§ **Directions for this task**:
Answer these questions about the figure skating paper below:
(a) What quality grade of the result rate on the test sequences does the abstract report?
(b) On what dates was the conference where the paper was presented held?
(c) According to the introduction, what is the generated 3D pose conditioned on?
** Start of Selection **
Multi-Technology Correction Based 3D Human Pose Estimation for Jump Analysis in Figure Skating

Tian, Limao; Cheng, Xina; Honda, Masaaki; Ikenaga, Takeshi

doi:10.3390/proceedings2020049095

Open AccessProceeding Paper

Multi-Technology Correction Based 3D Human Pose Estimation for Jump Analysis in Figure Skating^†

¹

School of Information, Production and Systems, Waseda University, Kitakyushu 808-0315, Japan

²

School of Artificial Intelligence, Xidian University, Xi’an 710071, China

³

School of Sport Sciences, Waseda University, Tokyo 169-8050, Japan

^*

Author to whom correspondence should be addressed.

^†

Presented at the 13th conference of the International Sports Engineering Association, Online, 22–26 June 2020.

Proceedings 2020, 49(1), 95; https://doi.org/10.3390/proceedings2020049095

Published: 15 June 2020

(This article belongs to the Proceedings of The 13th Conference of the International Sports Engineering Association)

Download

Browse Figures

Versions Notes

Abstract

:

Jump analysis in figure skating is important. Recovering the 3D pose of a figure skater has become increasingly important. However, issues such as restrictions from an athlete’s clothing, self-occlusion, abnormal pose and so on will result in poor results. This paper proposes a multi-technology correction framework to obtain a 3D human pose. The framework consists of three key components: temporal information-based mutational point correction, multi-perspective-based reconstructed point selection and trajectory smoothness-based inaccurate point correction. Firstly, temporal information is used to correct the mutational points at the 2D level. Secondly, a multi-perspective is used to select the correct spatial points at the 3D level. Thirdly, trajectory smoothness is used to correct inaccuracies at the 3D level. This work will serve the purpose of displaying the 3D animated pose of a figure skater. The quality grade of the result rate on the test sequences is 87.25%.

Keywords:

3D human pose estimation; 3D reconstruction; jump analysis; figure skating

1. Introduction

Recently, estimating 3D human poses in sports has attracted academic interests for its vast potential. Analyzing the 3D jump pose in figure skating is an active research area, as it plays a significant role for a figure skater’s behavior understanding. It can not only objectively evaluate the performance of a figure skater’s jump, but also enhance the audience’s entertainment experience by displaying the jump height, spatial trajectory, action details and other information obtained from a figure skating video. Unfortunately, the diverse variations in background, costume, abnormal pose, self-occlusion, illumination and camera parameters make it a challenging problem. Recent advanced technologies in estimating 3D pose have not covered these variations appropriately. Motivated by these problems, this work has developed a transformation system to generate a 3D pose conditioned on the corresponding 2D pose.
** End of Selection **
** Start of Extracted data **
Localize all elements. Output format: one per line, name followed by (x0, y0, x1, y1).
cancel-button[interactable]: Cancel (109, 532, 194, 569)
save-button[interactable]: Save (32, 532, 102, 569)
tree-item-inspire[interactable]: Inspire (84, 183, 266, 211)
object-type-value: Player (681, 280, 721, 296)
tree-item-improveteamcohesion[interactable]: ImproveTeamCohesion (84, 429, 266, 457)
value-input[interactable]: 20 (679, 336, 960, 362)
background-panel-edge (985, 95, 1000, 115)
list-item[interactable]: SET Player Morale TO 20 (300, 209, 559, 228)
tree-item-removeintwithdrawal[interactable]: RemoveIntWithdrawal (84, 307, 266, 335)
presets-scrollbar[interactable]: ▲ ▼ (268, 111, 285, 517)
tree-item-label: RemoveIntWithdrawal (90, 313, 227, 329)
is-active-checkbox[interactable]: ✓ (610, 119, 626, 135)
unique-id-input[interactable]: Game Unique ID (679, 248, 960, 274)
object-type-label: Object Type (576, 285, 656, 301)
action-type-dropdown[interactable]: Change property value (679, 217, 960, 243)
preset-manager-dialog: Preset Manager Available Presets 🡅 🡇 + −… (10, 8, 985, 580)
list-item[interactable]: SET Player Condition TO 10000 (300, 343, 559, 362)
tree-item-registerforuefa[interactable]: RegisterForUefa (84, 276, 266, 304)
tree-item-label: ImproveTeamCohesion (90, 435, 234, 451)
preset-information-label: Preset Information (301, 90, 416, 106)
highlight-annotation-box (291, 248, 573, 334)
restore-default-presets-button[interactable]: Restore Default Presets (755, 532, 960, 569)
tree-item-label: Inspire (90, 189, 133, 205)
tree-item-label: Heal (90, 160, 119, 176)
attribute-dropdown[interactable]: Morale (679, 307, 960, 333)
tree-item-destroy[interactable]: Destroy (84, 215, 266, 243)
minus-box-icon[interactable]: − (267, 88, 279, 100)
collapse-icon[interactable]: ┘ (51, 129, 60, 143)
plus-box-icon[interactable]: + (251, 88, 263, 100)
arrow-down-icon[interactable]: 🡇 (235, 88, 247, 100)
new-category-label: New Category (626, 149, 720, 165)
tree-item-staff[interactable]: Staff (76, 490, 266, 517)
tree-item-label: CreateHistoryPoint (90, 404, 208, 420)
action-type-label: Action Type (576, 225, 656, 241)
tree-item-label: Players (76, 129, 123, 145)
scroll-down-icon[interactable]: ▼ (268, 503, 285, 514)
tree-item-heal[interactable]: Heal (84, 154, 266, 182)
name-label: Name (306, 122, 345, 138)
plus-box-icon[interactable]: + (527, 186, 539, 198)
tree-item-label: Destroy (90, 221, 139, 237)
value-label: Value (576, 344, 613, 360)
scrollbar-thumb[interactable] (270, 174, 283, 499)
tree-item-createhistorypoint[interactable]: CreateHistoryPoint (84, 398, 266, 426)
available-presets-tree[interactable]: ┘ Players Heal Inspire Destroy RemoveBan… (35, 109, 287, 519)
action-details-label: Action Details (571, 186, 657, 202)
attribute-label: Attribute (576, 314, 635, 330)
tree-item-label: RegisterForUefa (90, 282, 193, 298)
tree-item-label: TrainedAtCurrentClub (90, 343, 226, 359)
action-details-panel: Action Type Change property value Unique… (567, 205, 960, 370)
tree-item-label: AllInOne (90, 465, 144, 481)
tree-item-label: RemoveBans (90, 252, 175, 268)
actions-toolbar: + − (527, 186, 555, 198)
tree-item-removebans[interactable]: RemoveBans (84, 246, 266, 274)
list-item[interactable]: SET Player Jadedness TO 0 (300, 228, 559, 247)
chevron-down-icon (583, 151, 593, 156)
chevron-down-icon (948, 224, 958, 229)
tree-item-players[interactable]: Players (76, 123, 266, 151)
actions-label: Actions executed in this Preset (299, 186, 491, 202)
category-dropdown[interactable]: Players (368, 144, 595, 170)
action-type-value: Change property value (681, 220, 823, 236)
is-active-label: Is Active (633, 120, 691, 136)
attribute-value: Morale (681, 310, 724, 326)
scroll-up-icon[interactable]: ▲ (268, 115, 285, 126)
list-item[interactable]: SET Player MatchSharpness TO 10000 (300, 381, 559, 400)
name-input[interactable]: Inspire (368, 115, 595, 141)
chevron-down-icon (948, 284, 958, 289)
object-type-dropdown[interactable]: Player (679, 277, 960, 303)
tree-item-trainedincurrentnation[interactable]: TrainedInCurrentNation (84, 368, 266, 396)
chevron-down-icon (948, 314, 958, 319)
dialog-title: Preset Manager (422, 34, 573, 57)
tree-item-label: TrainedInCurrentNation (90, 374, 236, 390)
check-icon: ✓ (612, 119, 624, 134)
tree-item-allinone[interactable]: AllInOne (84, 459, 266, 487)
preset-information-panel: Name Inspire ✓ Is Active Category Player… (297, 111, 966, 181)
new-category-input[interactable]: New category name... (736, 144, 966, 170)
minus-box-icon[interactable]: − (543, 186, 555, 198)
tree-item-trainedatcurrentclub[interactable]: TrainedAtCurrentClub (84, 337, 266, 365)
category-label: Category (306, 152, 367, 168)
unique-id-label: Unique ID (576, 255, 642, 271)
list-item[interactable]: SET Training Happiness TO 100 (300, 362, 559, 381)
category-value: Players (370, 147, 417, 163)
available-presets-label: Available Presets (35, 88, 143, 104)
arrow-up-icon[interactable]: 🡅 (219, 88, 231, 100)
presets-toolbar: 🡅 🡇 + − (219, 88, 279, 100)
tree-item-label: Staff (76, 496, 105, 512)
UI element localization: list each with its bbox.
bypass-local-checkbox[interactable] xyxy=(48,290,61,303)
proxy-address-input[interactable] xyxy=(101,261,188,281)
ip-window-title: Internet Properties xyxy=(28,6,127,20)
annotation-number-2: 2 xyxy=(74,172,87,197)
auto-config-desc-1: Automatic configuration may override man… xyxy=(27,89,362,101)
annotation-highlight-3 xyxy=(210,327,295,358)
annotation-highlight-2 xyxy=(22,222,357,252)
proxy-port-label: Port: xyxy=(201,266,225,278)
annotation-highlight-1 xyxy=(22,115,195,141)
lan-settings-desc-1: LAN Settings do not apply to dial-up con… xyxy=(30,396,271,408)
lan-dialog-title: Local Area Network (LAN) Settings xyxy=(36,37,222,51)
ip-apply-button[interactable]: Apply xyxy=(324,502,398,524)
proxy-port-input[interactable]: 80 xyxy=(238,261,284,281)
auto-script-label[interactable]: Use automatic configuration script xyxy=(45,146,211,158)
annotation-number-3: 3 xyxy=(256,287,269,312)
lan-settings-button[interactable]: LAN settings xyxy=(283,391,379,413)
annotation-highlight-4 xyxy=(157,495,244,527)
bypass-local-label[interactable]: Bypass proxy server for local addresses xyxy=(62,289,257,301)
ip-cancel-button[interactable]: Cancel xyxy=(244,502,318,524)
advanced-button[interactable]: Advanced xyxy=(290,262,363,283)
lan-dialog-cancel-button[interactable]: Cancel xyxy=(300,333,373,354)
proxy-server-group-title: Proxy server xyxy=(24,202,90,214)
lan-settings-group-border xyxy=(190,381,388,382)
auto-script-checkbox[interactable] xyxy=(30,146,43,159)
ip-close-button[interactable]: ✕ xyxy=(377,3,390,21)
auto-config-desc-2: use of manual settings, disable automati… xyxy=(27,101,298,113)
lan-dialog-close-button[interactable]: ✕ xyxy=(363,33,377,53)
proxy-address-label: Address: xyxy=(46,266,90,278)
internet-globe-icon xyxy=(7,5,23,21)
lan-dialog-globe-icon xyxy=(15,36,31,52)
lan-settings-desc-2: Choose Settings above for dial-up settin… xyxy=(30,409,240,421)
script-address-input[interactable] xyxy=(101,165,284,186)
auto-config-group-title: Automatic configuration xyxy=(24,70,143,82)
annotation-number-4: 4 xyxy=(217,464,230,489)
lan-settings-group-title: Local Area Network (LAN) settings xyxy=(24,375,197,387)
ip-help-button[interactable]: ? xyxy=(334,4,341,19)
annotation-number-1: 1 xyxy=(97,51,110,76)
** End of Extracted data **
§ **Full answer**:
(a) 87.25%
(b) 22–26 June 2020
(c) The corresponding 2D pose